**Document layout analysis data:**
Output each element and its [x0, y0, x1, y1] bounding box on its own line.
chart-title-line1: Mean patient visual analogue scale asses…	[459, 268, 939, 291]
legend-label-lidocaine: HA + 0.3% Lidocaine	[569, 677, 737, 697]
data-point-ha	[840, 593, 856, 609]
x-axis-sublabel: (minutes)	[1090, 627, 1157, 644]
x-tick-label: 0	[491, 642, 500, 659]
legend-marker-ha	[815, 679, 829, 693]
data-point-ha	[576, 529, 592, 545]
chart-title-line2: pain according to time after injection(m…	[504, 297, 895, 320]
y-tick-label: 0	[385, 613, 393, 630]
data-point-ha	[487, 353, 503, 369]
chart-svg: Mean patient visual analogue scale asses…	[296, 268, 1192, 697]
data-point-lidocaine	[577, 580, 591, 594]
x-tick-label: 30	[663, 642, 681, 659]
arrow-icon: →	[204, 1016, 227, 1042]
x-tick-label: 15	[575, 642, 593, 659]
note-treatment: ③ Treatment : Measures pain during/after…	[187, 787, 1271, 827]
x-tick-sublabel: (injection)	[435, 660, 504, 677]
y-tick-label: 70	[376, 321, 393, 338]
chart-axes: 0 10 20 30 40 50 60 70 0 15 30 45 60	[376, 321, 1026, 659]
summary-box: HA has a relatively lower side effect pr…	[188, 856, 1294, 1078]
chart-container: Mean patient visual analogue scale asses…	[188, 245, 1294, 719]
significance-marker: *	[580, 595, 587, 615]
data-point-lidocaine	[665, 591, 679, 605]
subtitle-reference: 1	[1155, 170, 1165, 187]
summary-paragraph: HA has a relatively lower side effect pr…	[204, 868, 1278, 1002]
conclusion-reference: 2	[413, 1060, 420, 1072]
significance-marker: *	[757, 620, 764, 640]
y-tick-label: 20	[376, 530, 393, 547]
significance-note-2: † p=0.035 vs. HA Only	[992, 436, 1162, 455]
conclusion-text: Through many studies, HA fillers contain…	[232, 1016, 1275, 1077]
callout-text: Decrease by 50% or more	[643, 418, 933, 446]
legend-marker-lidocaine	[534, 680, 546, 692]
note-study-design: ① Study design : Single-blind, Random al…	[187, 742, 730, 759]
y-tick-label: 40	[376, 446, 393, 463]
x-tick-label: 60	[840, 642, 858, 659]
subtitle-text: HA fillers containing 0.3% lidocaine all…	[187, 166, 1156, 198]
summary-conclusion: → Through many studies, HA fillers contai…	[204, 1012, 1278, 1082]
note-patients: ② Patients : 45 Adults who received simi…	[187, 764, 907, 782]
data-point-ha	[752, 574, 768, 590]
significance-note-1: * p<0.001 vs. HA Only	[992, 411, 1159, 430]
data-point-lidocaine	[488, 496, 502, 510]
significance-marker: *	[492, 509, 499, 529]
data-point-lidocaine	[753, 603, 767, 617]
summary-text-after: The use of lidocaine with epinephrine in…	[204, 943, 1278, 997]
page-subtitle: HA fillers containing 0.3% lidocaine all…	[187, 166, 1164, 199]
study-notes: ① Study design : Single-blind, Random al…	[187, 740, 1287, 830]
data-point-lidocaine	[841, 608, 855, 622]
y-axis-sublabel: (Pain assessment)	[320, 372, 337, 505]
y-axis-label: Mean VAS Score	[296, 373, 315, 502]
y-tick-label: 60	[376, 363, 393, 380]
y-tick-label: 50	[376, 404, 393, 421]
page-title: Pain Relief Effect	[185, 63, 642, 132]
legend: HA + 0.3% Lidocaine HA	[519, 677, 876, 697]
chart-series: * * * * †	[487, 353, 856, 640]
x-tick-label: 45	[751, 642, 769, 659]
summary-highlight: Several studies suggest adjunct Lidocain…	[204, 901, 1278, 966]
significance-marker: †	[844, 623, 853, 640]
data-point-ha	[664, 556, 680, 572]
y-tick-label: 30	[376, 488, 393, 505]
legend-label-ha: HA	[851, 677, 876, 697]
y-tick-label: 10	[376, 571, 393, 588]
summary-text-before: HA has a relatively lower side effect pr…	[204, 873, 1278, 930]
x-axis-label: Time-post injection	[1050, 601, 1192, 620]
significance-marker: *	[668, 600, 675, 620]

**Action item:**
Determine how many lines of the entries hold "reference", and reply with that number only.

**Solved problem:**
2